Beginners guide to Lighting & LED's - (June 2013)

With all the F.U.D. floating around the internet,and seeing alot of members trying their shiny new LED lamps and being disappointed/ thrilled/critical or similar, I thought that I might contribute a little information for everyone to peruse, and discuss, in the case that I’m wrong, or if you just feel like arguing.

I’ll start with some basics about lighting. It’s all freely available on the interweb, somewhere, if you have the patience.

Chapter 1:
Correlated Colour Temperatures (CCT’s). When white isn’t white …

Image Gratuitously linked from Wikipedia.
Keep in mind that, like everything human, no-one can agree on anything and bluster through the universe doing their own darn thing, and so the Chinese/British/Americans all have their own naming schemes, and names can be mixed up - the only real measure is the numerical colour temperature.

Correlated Colour Temperature is measured in degrees kelvin, and is a combinations of every light frequency in the visible spectrum (red, orange, yellow, green, blue, indigo, violet … and everything in-between) .

Daylight, approx 6000degK - this colour temperature is comparable to an overcast midday and light at this CCT (and anything higher) blasts through your eyelids and resets your circadian clock, no matter where yours is currently ticking through it’s cycle. When compared with lower colour temperatures, it’s very blue, and will probably give you eye-strain if you spend too much time under it.

Cool White - nominally 5000degK - Also very blue, but not as much as Daylight. It’ll keep you awake. Typically found in Docks, seedy carparks, and value conscious peoples houses.

Neutral White - nominally 4000degK - Typically used in offices, medical facilities, shopping malls, deluxe retail stores and other unpleasant places.

Warm White - nominally 3000degK - This is what most luxury retail stores & museums use. It’s very comfortable, and won’t usually put you to sleep, unless you are very tired. It’s basically yellow when compared to all the above.

Very Warm White / Interna (Osram) - nominally 2700degK - This is the colour temperature of standard incandescent light globes, and most halogen light globes, and also fire. You’ll find these at home (hopefully on the ceiling, rather than next to a suspicious looking child with a box of matches), or installed in many luxury retail/department stores inside their fitting rooms. It makes you look tanned to fool you into buying whatever it is you are trying on. It also puts you to sleep. In terms of colour, it looks very orange.
▬▬▬
_WORK ITEM 1_
Answer these questions from the lighting guide:
(a) In what unit is Correlated Colour Temperature measured?
(b) What is the nominal color temperature of Neutral White?
(c) Which named white matches the color temperature of standard incandescent light globes?
_WORK ITEM 2_
Please continue the lighting guide after its last sentence, keeping its tone.
▬▬▬
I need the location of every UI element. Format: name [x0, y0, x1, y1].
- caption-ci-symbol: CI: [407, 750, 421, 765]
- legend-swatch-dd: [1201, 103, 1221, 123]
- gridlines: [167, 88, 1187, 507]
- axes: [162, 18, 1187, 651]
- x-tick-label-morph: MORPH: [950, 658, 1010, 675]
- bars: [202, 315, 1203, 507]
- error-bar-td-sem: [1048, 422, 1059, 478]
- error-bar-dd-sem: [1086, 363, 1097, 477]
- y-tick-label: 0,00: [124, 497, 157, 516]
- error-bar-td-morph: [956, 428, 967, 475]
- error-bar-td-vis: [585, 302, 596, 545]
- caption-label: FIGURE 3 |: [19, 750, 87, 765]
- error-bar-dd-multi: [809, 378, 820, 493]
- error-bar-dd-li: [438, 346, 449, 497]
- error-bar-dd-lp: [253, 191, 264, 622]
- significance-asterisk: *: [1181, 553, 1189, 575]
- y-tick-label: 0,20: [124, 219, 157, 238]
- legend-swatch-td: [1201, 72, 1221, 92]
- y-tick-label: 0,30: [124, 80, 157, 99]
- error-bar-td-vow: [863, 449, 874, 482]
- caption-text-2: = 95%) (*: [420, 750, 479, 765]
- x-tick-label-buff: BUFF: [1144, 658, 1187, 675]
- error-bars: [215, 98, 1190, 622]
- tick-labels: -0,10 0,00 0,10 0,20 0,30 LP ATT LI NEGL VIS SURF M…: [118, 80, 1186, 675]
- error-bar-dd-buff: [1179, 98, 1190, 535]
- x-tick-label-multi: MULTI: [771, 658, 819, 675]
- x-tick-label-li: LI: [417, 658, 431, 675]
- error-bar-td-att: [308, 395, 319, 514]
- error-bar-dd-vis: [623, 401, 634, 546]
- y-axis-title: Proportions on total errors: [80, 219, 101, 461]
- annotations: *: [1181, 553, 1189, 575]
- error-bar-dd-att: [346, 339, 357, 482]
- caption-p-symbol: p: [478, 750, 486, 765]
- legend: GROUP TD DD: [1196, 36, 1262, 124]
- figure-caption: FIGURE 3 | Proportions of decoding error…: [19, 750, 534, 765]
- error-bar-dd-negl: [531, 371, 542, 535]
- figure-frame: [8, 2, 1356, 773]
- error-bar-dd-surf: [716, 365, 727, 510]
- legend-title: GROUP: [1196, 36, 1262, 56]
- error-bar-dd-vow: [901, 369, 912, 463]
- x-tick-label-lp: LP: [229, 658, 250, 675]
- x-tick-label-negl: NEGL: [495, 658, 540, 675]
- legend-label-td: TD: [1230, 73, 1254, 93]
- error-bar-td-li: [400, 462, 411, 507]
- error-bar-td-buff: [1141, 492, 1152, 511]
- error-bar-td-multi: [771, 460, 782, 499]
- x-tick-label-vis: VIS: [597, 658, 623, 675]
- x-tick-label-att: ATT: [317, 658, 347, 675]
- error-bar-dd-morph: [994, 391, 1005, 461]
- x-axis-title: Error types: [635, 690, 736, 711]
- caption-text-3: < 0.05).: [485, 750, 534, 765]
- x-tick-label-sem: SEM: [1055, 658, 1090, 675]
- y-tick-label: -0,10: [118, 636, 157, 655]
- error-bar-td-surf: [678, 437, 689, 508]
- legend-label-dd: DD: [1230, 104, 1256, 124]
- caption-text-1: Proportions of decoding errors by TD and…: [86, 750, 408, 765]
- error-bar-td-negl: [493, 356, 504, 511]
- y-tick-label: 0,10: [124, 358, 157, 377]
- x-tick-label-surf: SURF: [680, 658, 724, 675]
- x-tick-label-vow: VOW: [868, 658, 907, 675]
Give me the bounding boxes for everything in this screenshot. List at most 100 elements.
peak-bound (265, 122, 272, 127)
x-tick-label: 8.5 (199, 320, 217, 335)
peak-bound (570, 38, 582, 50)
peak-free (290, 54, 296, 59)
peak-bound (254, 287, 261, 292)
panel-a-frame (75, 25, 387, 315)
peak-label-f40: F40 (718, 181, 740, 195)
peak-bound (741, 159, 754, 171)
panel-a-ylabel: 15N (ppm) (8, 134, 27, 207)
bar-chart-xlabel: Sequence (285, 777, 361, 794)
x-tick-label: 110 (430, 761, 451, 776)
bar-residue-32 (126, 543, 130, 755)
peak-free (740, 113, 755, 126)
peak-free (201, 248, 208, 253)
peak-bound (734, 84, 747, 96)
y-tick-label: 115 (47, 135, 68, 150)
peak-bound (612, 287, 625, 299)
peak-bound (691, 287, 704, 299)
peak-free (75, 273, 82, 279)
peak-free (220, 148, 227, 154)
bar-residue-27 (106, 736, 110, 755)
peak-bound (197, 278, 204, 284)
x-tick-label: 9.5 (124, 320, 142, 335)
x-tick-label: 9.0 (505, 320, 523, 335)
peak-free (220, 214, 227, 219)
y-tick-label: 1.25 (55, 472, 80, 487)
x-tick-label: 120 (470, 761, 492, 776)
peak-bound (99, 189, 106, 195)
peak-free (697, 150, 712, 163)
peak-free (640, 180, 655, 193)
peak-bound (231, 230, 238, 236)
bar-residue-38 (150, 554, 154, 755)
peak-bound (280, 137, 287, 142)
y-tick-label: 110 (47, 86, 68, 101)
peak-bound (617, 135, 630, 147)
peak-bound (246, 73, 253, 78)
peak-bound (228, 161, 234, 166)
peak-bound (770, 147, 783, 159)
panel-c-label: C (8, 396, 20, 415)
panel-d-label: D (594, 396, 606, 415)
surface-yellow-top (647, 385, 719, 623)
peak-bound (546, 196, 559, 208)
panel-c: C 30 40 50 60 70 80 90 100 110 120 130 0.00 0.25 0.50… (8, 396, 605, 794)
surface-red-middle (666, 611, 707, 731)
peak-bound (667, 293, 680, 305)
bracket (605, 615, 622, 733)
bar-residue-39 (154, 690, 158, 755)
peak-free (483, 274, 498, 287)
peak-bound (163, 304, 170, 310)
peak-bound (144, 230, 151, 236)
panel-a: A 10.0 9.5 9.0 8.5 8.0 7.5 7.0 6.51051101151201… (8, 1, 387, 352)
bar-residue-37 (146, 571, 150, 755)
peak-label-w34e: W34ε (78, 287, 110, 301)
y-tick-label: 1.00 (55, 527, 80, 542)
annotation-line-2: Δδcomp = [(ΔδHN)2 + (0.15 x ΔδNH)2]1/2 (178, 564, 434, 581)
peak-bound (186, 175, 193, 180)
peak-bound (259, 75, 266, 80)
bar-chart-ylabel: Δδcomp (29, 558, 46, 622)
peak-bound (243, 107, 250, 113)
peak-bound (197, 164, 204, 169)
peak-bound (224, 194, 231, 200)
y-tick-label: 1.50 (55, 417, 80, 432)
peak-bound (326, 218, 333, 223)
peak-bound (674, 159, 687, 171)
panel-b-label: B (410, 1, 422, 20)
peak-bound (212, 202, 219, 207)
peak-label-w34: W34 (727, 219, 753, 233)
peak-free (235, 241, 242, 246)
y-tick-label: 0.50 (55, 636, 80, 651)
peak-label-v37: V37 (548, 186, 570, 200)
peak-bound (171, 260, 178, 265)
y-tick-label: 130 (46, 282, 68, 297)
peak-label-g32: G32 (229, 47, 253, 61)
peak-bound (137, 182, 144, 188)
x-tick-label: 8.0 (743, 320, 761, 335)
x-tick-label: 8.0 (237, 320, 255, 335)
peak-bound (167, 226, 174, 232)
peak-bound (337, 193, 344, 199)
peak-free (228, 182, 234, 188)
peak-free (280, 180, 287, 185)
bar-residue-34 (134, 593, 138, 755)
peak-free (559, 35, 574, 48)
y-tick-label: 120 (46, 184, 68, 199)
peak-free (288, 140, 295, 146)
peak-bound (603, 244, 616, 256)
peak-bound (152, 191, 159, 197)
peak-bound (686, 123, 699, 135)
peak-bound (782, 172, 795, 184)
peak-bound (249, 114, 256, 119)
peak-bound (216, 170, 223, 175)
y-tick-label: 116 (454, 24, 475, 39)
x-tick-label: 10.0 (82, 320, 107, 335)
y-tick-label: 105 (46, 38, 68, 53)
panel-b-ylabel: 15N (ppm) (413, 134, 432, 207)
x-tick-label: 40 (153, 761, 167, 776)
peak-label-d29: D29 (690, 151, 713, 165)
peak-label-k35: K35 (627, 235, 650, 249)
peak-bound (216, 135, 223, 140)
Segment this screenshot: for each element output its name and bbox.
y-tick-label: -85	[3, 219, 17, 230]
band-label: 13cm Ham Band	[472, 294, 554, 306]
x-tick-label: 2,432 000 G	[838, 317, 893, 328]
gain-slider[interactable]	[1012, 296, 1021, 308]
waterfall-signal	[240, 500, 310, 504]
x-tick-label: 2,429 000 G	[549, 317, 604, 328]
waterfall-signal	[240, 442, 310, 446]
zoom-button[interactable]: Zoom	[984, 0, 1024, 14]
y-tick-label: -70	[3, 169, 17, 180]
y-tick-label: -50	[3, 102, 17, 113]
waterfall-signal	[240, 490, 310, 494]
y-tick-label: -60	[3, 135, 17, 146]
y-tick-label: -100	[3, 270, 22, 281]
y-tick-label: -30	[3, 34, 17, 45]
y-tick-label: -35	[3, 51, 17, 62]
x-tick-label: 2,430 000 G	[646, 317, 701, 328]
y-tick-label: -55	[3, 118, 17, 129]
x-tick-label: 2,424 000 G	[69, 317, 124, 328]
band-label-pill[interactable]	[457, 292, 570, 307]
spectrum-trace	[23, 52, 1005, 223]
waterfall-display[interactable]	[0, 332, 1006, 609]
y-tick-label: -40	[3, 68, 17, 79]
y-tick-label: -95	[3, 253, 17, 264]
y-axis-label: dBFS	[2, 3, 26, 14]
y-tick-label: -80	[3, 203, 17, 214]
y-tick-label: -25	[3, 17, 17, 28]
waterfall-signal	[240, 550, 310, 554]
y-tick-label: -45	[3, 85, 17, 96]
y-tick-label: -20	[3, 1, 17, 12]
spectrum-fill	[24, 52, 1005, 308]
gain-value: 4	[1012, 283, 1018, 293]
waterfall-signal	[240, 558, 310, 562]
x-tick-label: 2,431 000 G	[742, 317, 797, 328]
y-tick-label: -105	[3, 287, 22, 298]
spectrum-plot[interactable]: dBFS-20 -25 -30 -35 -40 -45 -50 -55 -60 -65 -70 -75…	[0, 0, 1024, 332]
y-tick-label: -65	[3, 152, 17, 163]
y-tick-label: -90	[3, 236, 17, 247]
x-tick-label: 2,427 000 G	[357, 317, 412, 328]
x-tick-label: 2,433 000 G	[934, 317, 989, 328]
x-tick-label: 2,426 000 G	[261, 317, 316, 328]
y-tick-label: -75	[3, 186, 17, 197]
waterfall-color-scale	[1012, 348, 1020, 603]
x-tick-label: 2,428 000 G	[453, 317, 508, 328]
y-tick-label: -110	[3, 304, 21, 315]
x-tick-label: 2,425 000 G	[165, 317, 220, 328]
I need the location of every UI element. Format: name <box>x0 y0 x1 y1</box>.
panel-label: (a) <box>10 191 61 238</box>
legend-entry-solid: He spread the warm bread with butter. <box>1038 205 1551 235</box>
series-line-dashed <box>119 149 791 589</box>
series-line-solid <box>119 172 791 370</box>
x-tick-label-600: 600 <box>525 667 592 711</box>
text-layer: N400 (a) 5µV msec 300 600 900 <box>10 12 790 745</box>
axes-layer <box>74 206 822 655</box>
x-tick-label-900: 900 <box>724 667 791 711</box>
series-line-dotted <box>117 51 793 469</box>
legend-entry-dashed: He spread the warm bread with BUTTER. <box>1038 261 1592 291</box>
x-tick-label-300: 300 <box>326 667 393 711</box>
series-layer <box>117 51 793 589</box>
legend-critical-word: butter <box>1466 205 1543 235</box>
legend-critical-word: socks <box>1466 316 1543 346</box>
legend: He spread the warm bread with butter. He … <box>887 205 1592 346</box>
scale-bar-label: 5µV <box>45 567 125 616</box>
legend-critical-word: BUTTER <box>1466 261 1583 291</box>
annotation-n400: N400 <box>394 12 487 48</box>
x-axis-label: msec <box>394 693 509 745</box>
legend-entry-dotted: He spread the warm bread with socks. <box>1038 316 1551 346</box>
▬▬▬
_OUTPUT 1_
(a) Degrees kelvin.
(b) 4000degK.
(c) Very Warm White / Interna (Osram), nominally 2700degK.

_OUTPUT 2_
Anything in between the above colours is basically - non-standard. It’s typified by poorly designed products and/or poor quality control.

So generally, what do you want?
Homes - 3000degK
Bedrooms - 2700degK
Reading lights - 3000/4000/5000degK, whatever you feel comfortable with.
>4000degK workplaces, shopping malls and other places where massive human suffering is the main aim.

Chapter 2:
Colour Rendering Index (CRI) … when two things the same colour, aren’t the same colour.

The colour rendering index is a measure of how well any light source emits light with a uniform spectrum (ie, every red/blue/green & colour in between are at the same level). It’s really only applicable between 2700degK and 4000degK, as anything higher than this is heavier in the blue spectrum and lower light in the red/orange spectrum, resulting in lower CRI’s.

Incandescent light globes, (most) halogens and natural burning fire emit light in a uniform level across the entire spectrum. They have CRI of 100.

Other lighting technologies (Metal Halide, low pressure sodium, high pressure sodium, mercury vapour, LED’s, fluorescents & compact fluorescents) don’t. Depending on the technology, it can range between 0 and the high 90’s. Low pressure sodium is highly efficient, but with a CRI of practically 0, everything is … brown.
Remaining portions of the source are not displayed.